> _Exercise task_: State how many lines of the entries below hold the word "Current"; reply with nothing but the number.

> _The data_:
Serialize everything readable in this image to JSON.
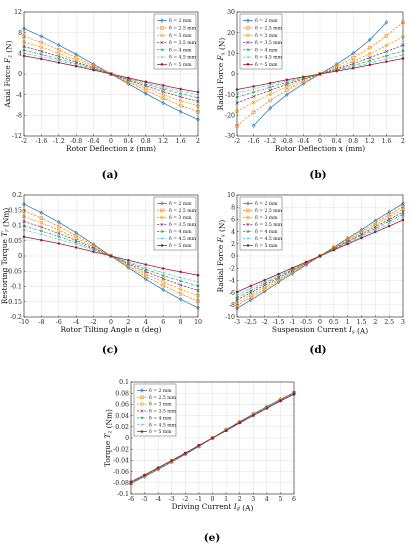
{
  "chart_data": [
    {
      "id": "a",
      "panel_label": "(a)",
      "type": "line",
      "xlabel": "Rotor Deflection z (mm)",
      "ylabel": "Axial Force F_z (N)",
      "xlim": [
        -2,
        2
      ],
      "ylim": [
        -12,
        12
      ],
      "xticks": [
        "-2",
        "-1.6",
        "-1.2",
        "-0.8",
        "-0.4",
        "0",
        "0.4",
        "0.8",
        "1.2",
        "1.6",
        "2"
      ],
      "yticks": [
        "-12",
        "-8",
        "-4",
        "0",
        "4",
        "8",
        "12"
      ],
      "x": [
        -2,
        -1.6,
        -1.2,
        -0.8,
        -0.4,
        0,
        0.4,
        0.8,
        1.2,
        1.6,
        2
      ],
      "series": [
        {
          "name": "δ = 2 mm",
          "color": "#1f77b4",
          "marker": "diamond",
          "dash": "solid",
          "values": [
            8.8,
            7.3,
            5.6,
            3.8,
            1.9,
            0,
            -1.9,
            -3.8,
            -5.6,
            -7.3,
            -8.8
          ]
        },
        {
          "name": "δ = 2.5 mm",
          "color": "#ff7f0e",
          "marker": "square",
          "dash": "dash",
          "values": [
            7.3,
            6.1,
            4.7,
            3.2,
            1.6,
            0,
            -1.6,
            -3.2,
            -4.7,
            -6.1,
            -7.3
          ]
        },
        {
          "name": "δ = 3 mm",
          "color": "#e8a000",
          "marker": "circle",
          "dash": "dash",
          "values": [
            6.2,
            5.2,
            4.0,
            2.7,
            1.4,
            0,
            -1.4,
            -2.7,
            -4.0,
            -5.2,
            -6.2
          ]
        },
        {
          "name": "δ = 3.5 mm",
          "color": "#7e2f8e",
          "marker": "x",
          "dash": "dash",
          "values": [
            5.3,
            4.4,
            3.4,
            2.3,
            1.2,
            0,
            -1.2,
            -2.3,
            -3.4,
            -4.4,
            -5.3
          ]
        },
        {
          "name": "δ = 4 mm",
          "color": "#2ca02c",
          "marker": "star",
          "dash": "dashdot",
          "values": [
            4.6,
            3.8,
            2.9,
            2.0,
            1.0,
            0,
            -1.0,
            -2.0,
            -2.9,
            -3.8,
            -4.6
          ]
        },
        {
          "name": "δ = 4.5 mm",
          "color": "#4dbeee",
          "marker": "plus",
          "dash": "dashdot",
          "values": [
            4.0,
            3.3,
            2.6,
            1.7,
            0.9,
            0,
            -0.9,
            -1.7,
            -2.6,
            -3.3,
            -4.0
          ]
        },
        {
          "name": "δ = 5 mm",
          "color": "#a2142f",
          "marker": "dot",
          "dash": "solid",
          "values": [
            3.5,
            2.9,
            2.2,
            1.5,
            0.75,
            0,
            -0.75,
            -1.5,
            -2.2,
            -2.9,
            -3.5
          ]
        }
      ]
    },
    {
      "id": "b",
      "panel_label": "(b)",
      "type": "line",
      "xlabel": "Rotor Deflection x (mm)",
      "ylabel": "Radial Force F_x (N)",
      "xlim": [
        -2,
        2
      ],
      "ylim": [
        -30,
        30
      ],
      "xticks": [
        "-2",
        "-1.6",
        "-1.2",
        "-0.8",
        "-0.4",
        "0",
        "0.4",
        "0.8",
        "1.2",
        "1.6",
        "2"
      ],
      "yticks": [
        "-30",
        "-20",
        "-10",
        "0",
        "10",
        "20",
        "30"
      ],
      "x": [
        -2,
        -1.6,
        -1.2,
        -0.8,
        -0.4,
        0,
        0.4,
        0.8,
        1.2,
        1.6,
        2
      ],
      "series": [
        {
          "name": "δ = 2 mm",
          "color": "#1f77b4",
          "marker": "diamond",
          "dash": "solid",
          "values": [
            null,
            -25,
            -16.5,
            -10,
            -4.7,
            0,
            4.7,
            10,
            16.5,
            25,
            null
          ]
        },
        {
          "name": "δ = 2.5 mm",
          "color": "#ff7f0e",
          "marker": "square",
          "dash": "dash",
          "values": [
            -25,
            -18.5,
            -12.8,
            -7.8,
            -3.7,
            0,
            3.7,
            7.8,
            12.8,
            18.5,
            25
          ]
        },
        {
          "name": "δ = 3 mm",
          "color": "#e8a000",
          "marker": "circle",
          "dash": "dash",
          "values": [
            -18,
            -13.8,
            -9.8,
            -6.1,
            -2.9,
            0,
            2.9,
            6.1,
            9.8,
            13.8,
            18
          ]
        },
        {
          "name": "δ = 3.5 mm",
          "color": "#7e2f8e",
          "marker": "x",
          "dash": "dash",
          "values": [
            -14,
            -10.9,
            -7.9,
            -5.0,
            -2.4,
            0,
            2.4,
            5.0,
            7.9,
            10.9,
            14
          ]
        },
        {
          "name": "δ = 4 mm",
          "color": "#2ca02c",
          "marker": "star",
          "dash": "dashdot",
          "values": [
            -11.2,
            -8.8,
            -6.4,
            -4.1,
            -2.0,
            0,
            2.0,
            4.1,
            6.4,
            8.8,
            11.2
          ]
        },
        {
          "name": "δ = 4.5 mm",
          "color": "#4dbeee",
          "marker": "plus",
          "dash": "dashdot",
          "values": [
            -9.2,
            -7.3,
            -5.3,
            -3.4,
            -1.7,
            0,
            1.7,
            3.4,
            5.3,
            7.3,
            9.2
          ]
        },
        {
          "name": "δ = 5 mm",
          "color": "#a2142f",
          "marker": "dot",
          "dash": "solid",
          "values": [
            -7.5,
            -6.0,
            -4.4,
            -2.8,
            -1.4,
            0,
            1.4,
            2.8,
            4.4,
            6.0,
            7.5
          ]
        }
      ]
    },
    {
      "id": "c",
      "panel_label": "(c)",
      "type": "line",
      "xlabel": "Rotor Tilting Angle α (deg)",
      "ylabel": "Restoring Torque T_r (Nm)",
      "xlim": [
        -10,
        10
      ],
      "ylim": [
        -0.2,
        0.2
      ],
      "xticks": [
        "-10",
        "-8",
        "-6",
        "-4",
        "-2",
        "0",
        "2",
        "4",
        "6",
        "8",
        "10"
      ],
      "yticks": [
        "-0.2",
        "-0.15",
        "-0.1",
        "-0.05",
        "0",
        "0.05",
        "0.1",
        "0.15",
        "0.2"
      ],
      "x": [
        -10,
        -8,
        -6,
        -4,
        -2,
        0,
        2,
        4,
        6,
        8,
        10
      ],
      "series": [
        {
          "name": "δ = 2 mm",
          "color": "#1f77b4",
          "marker": "diamond",
          "dash": "solid",
          "values": [
            0.17,
            0.142,
            0.111,
            0.076,
            0.038,
            0,
            -0.038,
            -0.076,
            -0.111,
            -0.142,
            -0.17
          ]
        },
        {
          "name": "δ = 2.5 mm",
          "color": "#ff7f0e",
          "marker": "square",
          "dash": "dash",
          "values": [
            0.148,
            0.124,
            0.097,
            0.067,
            0.034,
            0,
            -0.034,
            -0.067,
            -0.097,
            -0.124,
            -0.148
          ]
        },
        {
          "name": "δ = 3 mm",
          "color": "#e8a000",
          "marker": "circle",
          "dash": "dash",
          "values": [
            0.13,
            0.109,
            0.085,
            0.059,
            0.03,
            0,
            -0.03,
            -0.059,
            -0.085,
            -0.109,
            -0.13
          ]
        },
        {
          "name": "δ = 3.5 mm",
          "color": "#7e2f8e",
          "marker": "x",
          "dash": "dash",
          "values": [
            0.113,
            0.095,
            0.074,
            0.051,
            0.026,
            0,
            -0.026,
            -0.051,
            -0.074,
            -0.095,
            -0.113
          ]
        },
        {
          "name": "δ = 4 mm",
          "color": "#2ca02c",
          "marker": "star",
          "dash": "dashdot",
          "values": [
            0.098,
            0.082,
            0.064,
            0.044,
            0.022,
            0,
            -0.022,
            -0.044,
            -0.064,
            -0.082,
            -0.098
          ]
        },
        {
          "name": "δ = 4.5 mm",
          "color": "#4dbeee",
          "marker": "plus",
          "dash": "dashdot",
          "values": [
            0.085,
            0.071,
            0.055,
            0.038,
            0.019,
            0,
            -0.019,
            -0.038,
            -0.055,
            -0.071,
            -0.085
          ]
        },
        {
          "name": "δ = 5 mm",
          "color": "#a2142f",
          "marker": "dot",
          "dash": "solid",
          "values": [
            0.063,
            0.052,
            0.041,
            0.028,
            0.014,
            0,
            -0.014,
            -0.028,
            -0.041,
            -0.052,
            -0.063
          ]
        }
      ]
    },
    {
      "id": "d",
      "panel_label": "(d)",
      "type": "line",
      "xlabel": "Suspension Current I_s (A)",
      "ylabel": "Radial Force F_x (N)",
      "xlim": [
        -3,
        3
      ],
      "ylim": [
        -10,
        10
      ],
      "xticks": [
        "-3",
        "-2.5",
        "-2",
        "-1.5",
        "-1",
        "-0.5",
        "0",
        "0.5",
        "1",
        "1.5",
        "2",
        "2.5",
        "3"
      ],
      "yticks": [
        "-10",
        "-8",
        "-6",
        "-4",
        "-2",
        "0",
        "2",
        "4",
        "6",
        "8",
        "10"
      ],
      "x": [
        -3,
        -2.5,
        -2,
        -1.5,
        -1,
        -0.5,
        0,
        0.5,
        1,
        1.5,
        2,
        2.5,
        3
      ],
      "series": [
        {
          "name": "δ = 2 mm",
          "color": "#1f77b4",
          "marker": "diamond",
          "dash": "solid",
          "values": [
            -8.6,
            -7.2,
            -5.8,
            -4.3,
            -2.9,
            -1.45,
            0,
            1.45,
            2.9,
            4.3,
            5.8,
            7.2,
            8.6
          ]
        },
        {
          "name": "δ = 2.5 mm",
          "color": "#ff7f0e",
          "marker": "square",
          "dash": "dash",
          "values": [
            -8.1,
            -6.8,
            -5.4,
            -4.05,
            -2.7,
            -1.35,
            0,
            1.35,
            2.7,
            4.05,
            5.4,
            6.8,
            8.1
          ]
        },
        {
          "name": "δ = 3 mm",
          "color": "#e8a000",
          "marker": "circle",
          "dash": "dash",
          "values": [
            -7.7,
            -6.4,
            -5.1,
            -3.85,
            -2.55,
            -1.3,
            0,
            1.3,
            2.55,
            3.85,
            5.1,
            6.4,
            7.7
          ]
        },
        {
          "name": "δ = 3.5 mm",
          "color": "#7e2f8e",
          "marker": "x",
          "dash": "dash",
          "values": [
            -7.2,
            -6.0,
            -4.8,
            -3.6,
            -2.4,
            -1.2,
            0,
            1.2,
            2.4,
            3.6,
            4.8,
            6.0,
            7.2
          ]
        },
        {
          "name": "δ = 4 mm",
          "color": "#2ca02c",
          "marker": "star",
          "dash": "dashdot",
          "values": [
            -6.8,
            -5.7,
            -4.5,
            -3.4,
            -2.25,
            -1.13,
            0,
            1.13,
            2.25,
            3.4,
            4.5,
            5.7,
            6.8
          ]
        },
        {
          "name": "δ = 4.5 mm",
          "color": "#4dbeee",
          "marker": "plus",
          "dash": "dashdot",
          "values": [
            -6.4,
            -5.3,
            -4.25,
            -3.2,
            -2.1,
            -1.05,
            0,
            1.05,
            2.1,
            3.2,
            4.25,
            5.3,
            6.4
          ]
        },
        {
          "name": "δ = 5 mm",
          "color": "#a2142f",
          "marker": "dot",
          "dash": "solid",
          "values": [
            -5.9,
            -4.9,
            -3.95,
            -2.95,
            -1.97,
            -0.98,
            0,
            0.98,
            1.97,
            2.95,
            3.95,
            4.9,
            5.9
          ]
        }
      ]
    },
    {
      "id": "e",
      "panel_label": "(e)",
      "type": "line",
      "xlabel": "Driving Current I_d (A)",
      "ylabel": "Torque T_z (Nm)",
      "xlim": [
        -6,
        6
      ],
      "ylim": [
        -0.1,
        0.1
      ],
      "xticks": [
        "-6",
        "-5",
        "-4",
        "-3",
        "-2",
        "-1",
        "0",
        "1",
        "2",
        "3",
        "4",
        "5",
        "6"
      ],
      "yticks": [
        "-0.1",
        "-0.08",
        "-0.06",
        "-0.04",
        "-0.02",
        "0",
        "0.02",
        "0.04",
        "0.06",
        "0.08",
        "0.1"
      ],
      "x": [
        -6,
        -5,
        -4,
        -3,
        -2,
        -1,
        0,
        1,
        2,
        3,
        4,
        5,
        6
      ],
      "series": [
        {
          "name": "δ = 2 mm",
          "color": "#1f77b4",
          "marker": "diamond",
          "dash": "solid",
          "values": [
            -0.081,
            -0.069,
            -0.056,
            -0.043,
            -0.029,
            -0.015,
            0,
            0.015,
            0.029,
            0.043,
            0.056,
            0.069,
            0.081
          ]
        },
        {
          "name": "δ = 2.5 mm",
          "color": "#ff7f0e",
          "marker": "square",
          "dash": "dash",
          "values": [
            -0.081,
            -0.068,
            -0.055,
            -0.042,
            -0.028,
            -0.014,
            0,
            0.014,
            0.028,
            0.042,
            0.055,
            0.068,
            0.081
          ]
        },
        {
          "name": "δ = 3 mm",
          "color": "#e8a000",
          "marker": "circle",
          "dash": "dash",
          "values": [
            -0.08,
            -0.068,
            -0.055,
            -0.042,
            -0.028,
            -0.014,
            0,
            0.014,
            0.028,
            0.042,
            0.055,
            0.068,
            0.08
          ]
        },
        {
          "name": "δ = 3.5 mm",
          "color": "#7e2f8e",
          "marker": "x",
          "dash": "dash",
          "values": [
            -0.08,
            -0.067,
            -0.054,
            -0.041,
            -0.028,
            -0.014,
            0,
            0.014,
            0.028,
            0.041,
            0.054,
            0.067,
            0.08
          ]
        },
        {
          "name": "δ = 4 mm",
          "color": "#2ca02c",
          "marker": "star",
          "dash": "dashdot",
          "values": [
            -0.079,
            -0.067,
            -0.054,
            -0.041,
            -0.027,
            -0.014,
            0,
            0.014,
            0.027,
            0.041,
            0.054,
            0.067,
            0.079
          ]
        },
        {
          "name": "δ = 4.5 mm",
          "color": "#4dbeee",
          "marker": "plus",
          "dash": "dashdot",
          "values": [
            -0.079,
            -0.066,
            -0.053,
            -0.04,
            -0.027,
            -0.013,
            0,
            0.013,
            0.027,
            0.04,
            0.053,
            0.066,
            0.079
          ]
        },
        {
          "name": "δ = 5 mm",
          "color": "#a2142f",
          "marker": "dot",
          "dash": "solid",
          "values": [
            -0.078,
            -0.066,
            -0.053,
            -0.04,
            -0.027,
            -0.013,
            0,
            0.013,
            0.027,
            0.04,
            0.053,
            0.066,
            0.078
          ]
        }
      ]
    }
  ]
}
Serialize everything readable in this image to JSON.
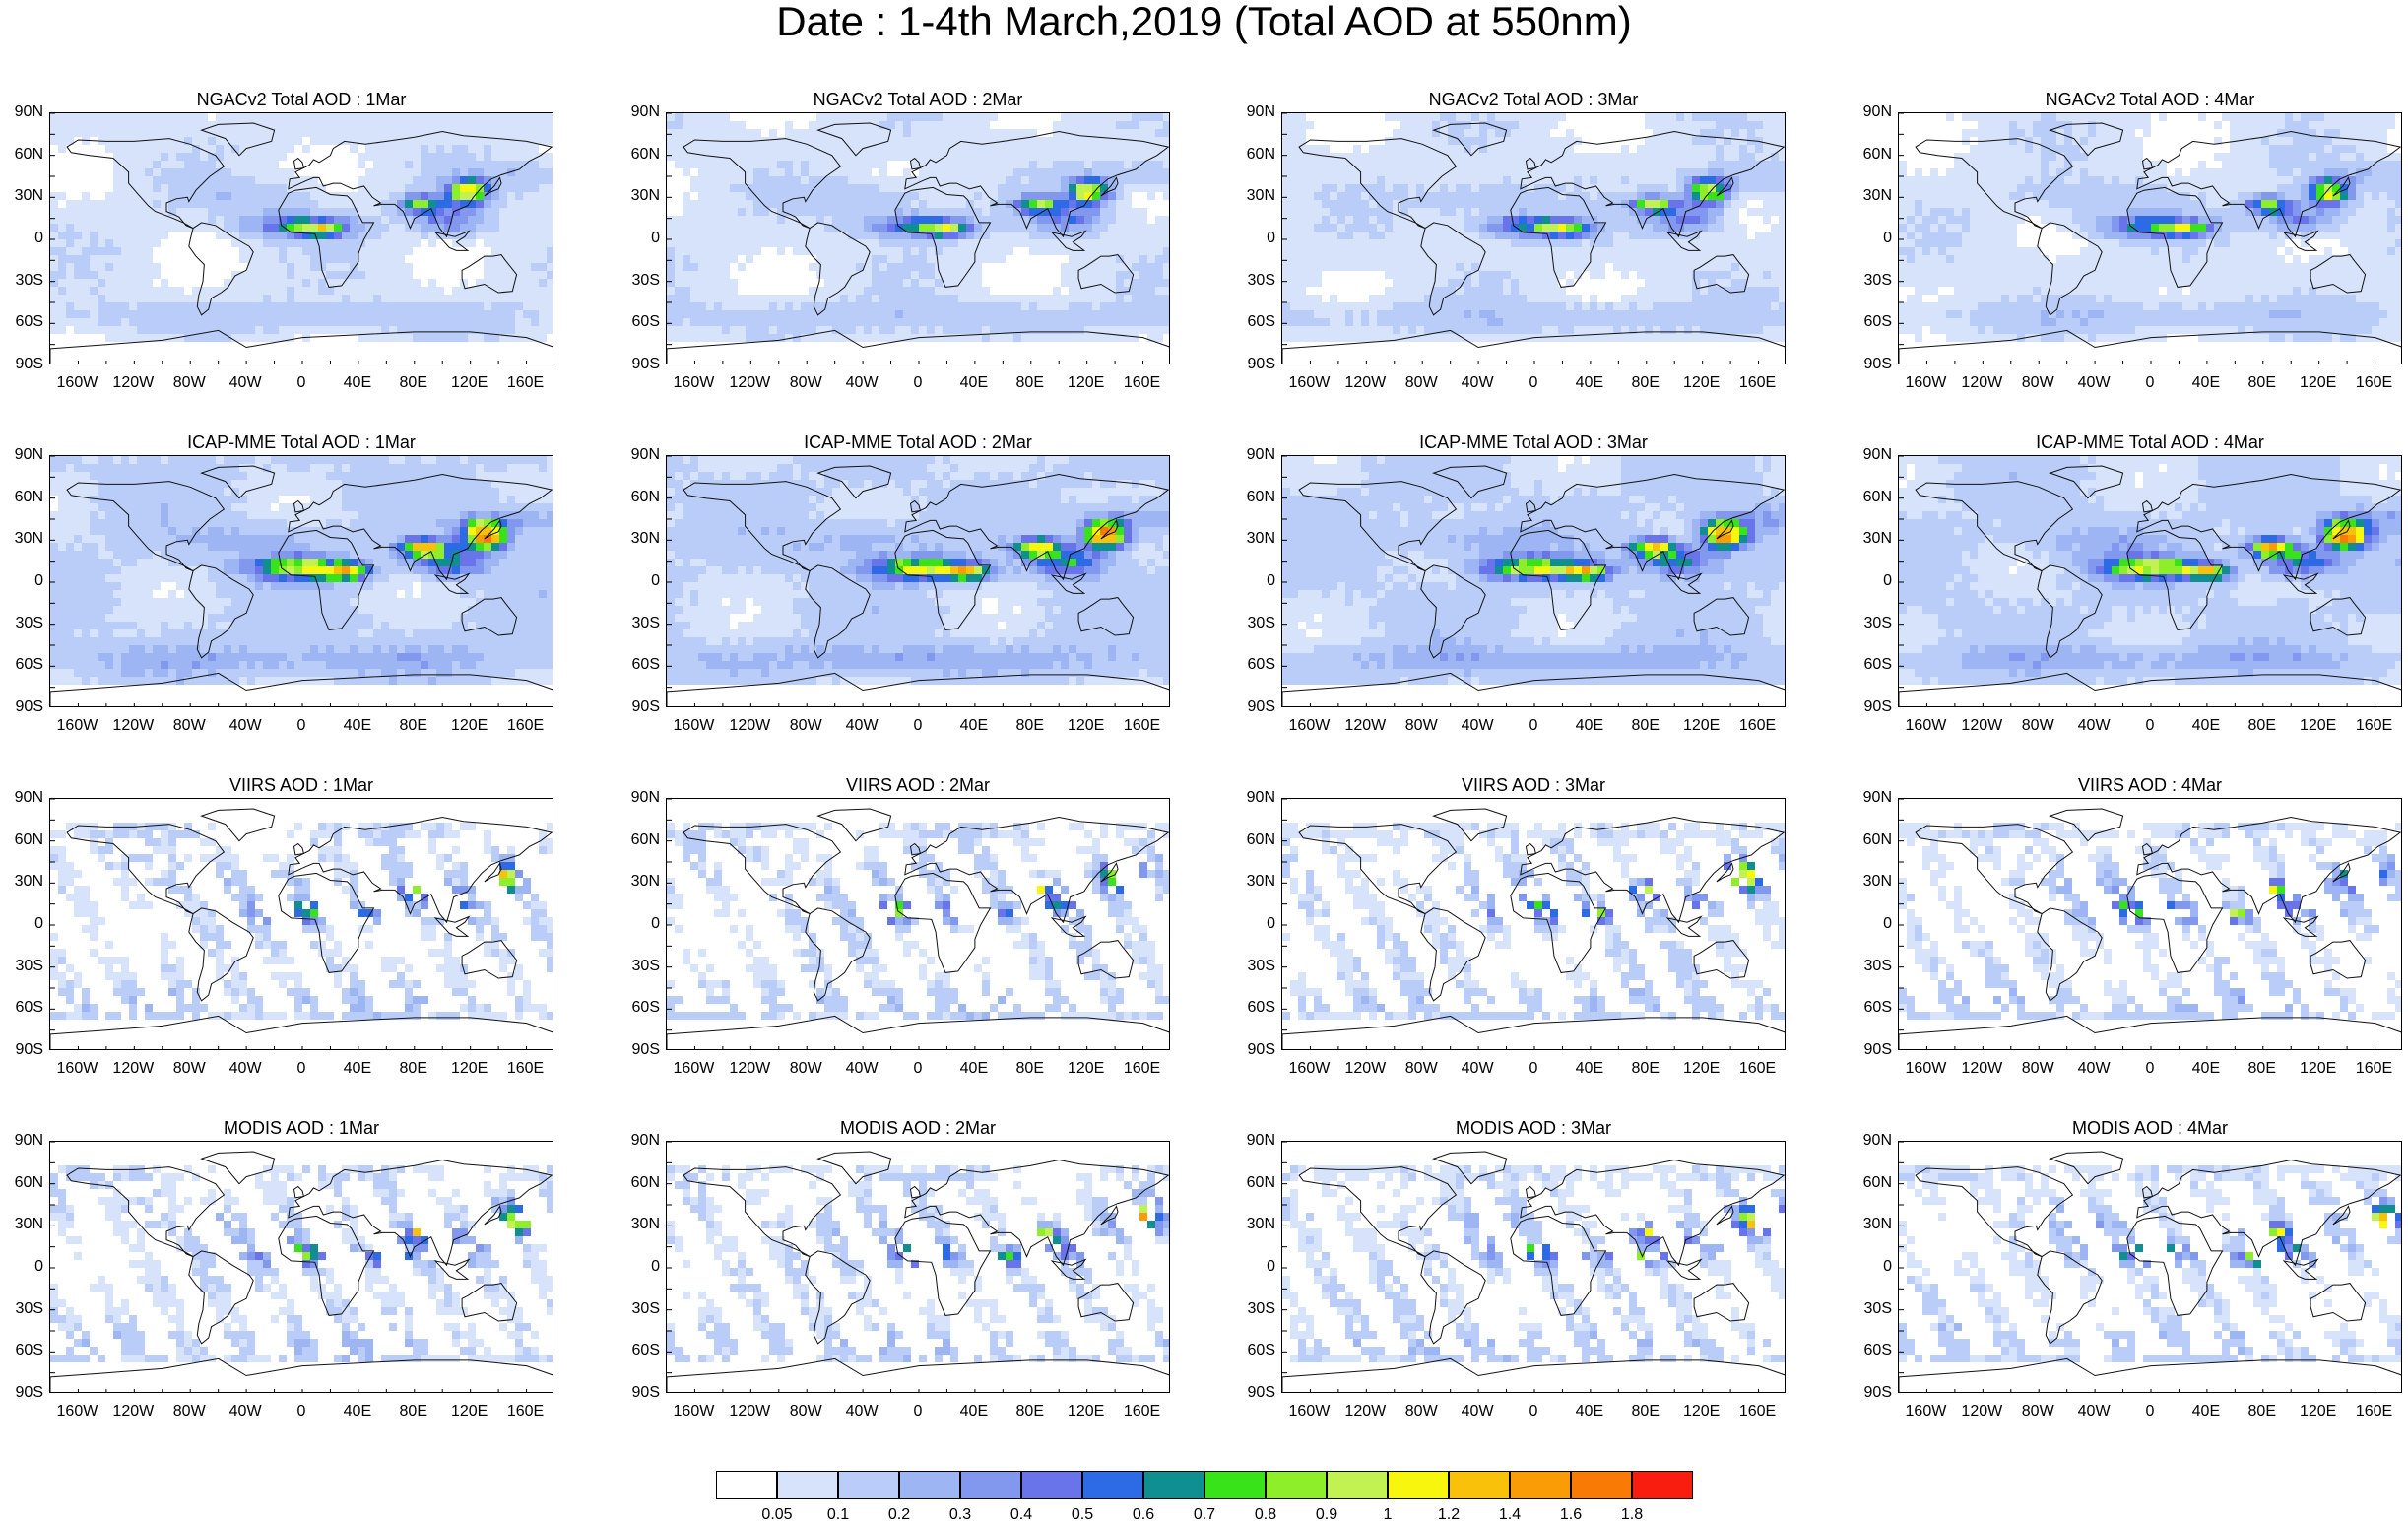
{
  "title": "Date : 1-4th March,2019 (Total AOD at 550nm)",
  "lat_labels": [
    "90N",
    "60N",
    "30N",
    "0",
    "30S",
    "60S",
    "90S"
  ],
  "lon_labels": [
    "160W",
    "120W",
    "80W",
    "40W",
    "0",
    "40E",
    "80E",
    "120E",
    "160E"
  ],
  "rows": [
    {
      "product": "NGACv2",
      "style": "model-smooth",
      "panels": [
        {
          "title": "NGACv2 Total AOD : 1Mar"
        },
        {
          "title": "NGACv2 Total AOD : 2Mar"
        },
        {
          "title": "NGACv2 Total AOD : 3Mar"
        },
        {
          "title": "NGACv2 Total AOD : 4Mar"
        }
      ]
    },
    {
      "product": "ICAP-MME",
      "style": "model-high",
      "panels": [
        {
          "title": "ICAP-MME Total AOD : 1Mar"
        },
        {
          "title": "ICAP-MME Total AOD : 2Mar"
        },
        {
          "title": "ICAP-MME Total AOD : 3Mar"
        },
        {
          "title": "ICAP-MME Total AOD : 4Mar"
        }
      ]
    },
    {
      "product": "VIIRS",
      "style": "satellite-swath",
      "panels": [
        {
          "title": "VIIRS AOD : 1Mar"
        },
        {
          "title": "VIIRS AOD : 2Mar"
        },
        {
          "title": "VIIRS AOD : 3Mar"
        },
        {
          "title": "VIIRS AOD : 4Mar"
        }
      ]
    },
    {
      "product": "MODIS",
      "style": "satellite-swath",
      "panels": [
        {
          "title": "MODIS AOD : 1Mar"
        },
        {
          "title": "MODIS AOD : 2Mar"
        },
        {
          "title": "MODIS AOD : 3Mar"
        },
        {
          "title": "MODIS AOD : 4Mar"
        }
      ]
    }
  ],
  "colorbar": {
    "colors": [
      "#ffffff",
      "#d7e3fb",
      "#b9cdf8",
      "#9db6f3",
      "#8298ef",
      "#6a74ea",
      "#2d6ae6",
      "#0f8f8f",
      "#39e31a",
      "#8fee2a",
      "#c2f252",
      "#f7f70e",
      "#f9c10a",
      "#f99c06",
      "#f97a04",
      "#f81d0f"
    ],
    "tick_labels": [
      "0.05",
      "0.1",
      "0.2",
      "0.3",
      "0.4",
      "0.5",
      "0.6",
      "0.7",
      "0.8",
      "0.9",
      "1",
      "1.2",
      "1.4",
      "1.6",
      "1.8"
    ]
  }
}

> _Solution for this task_: 2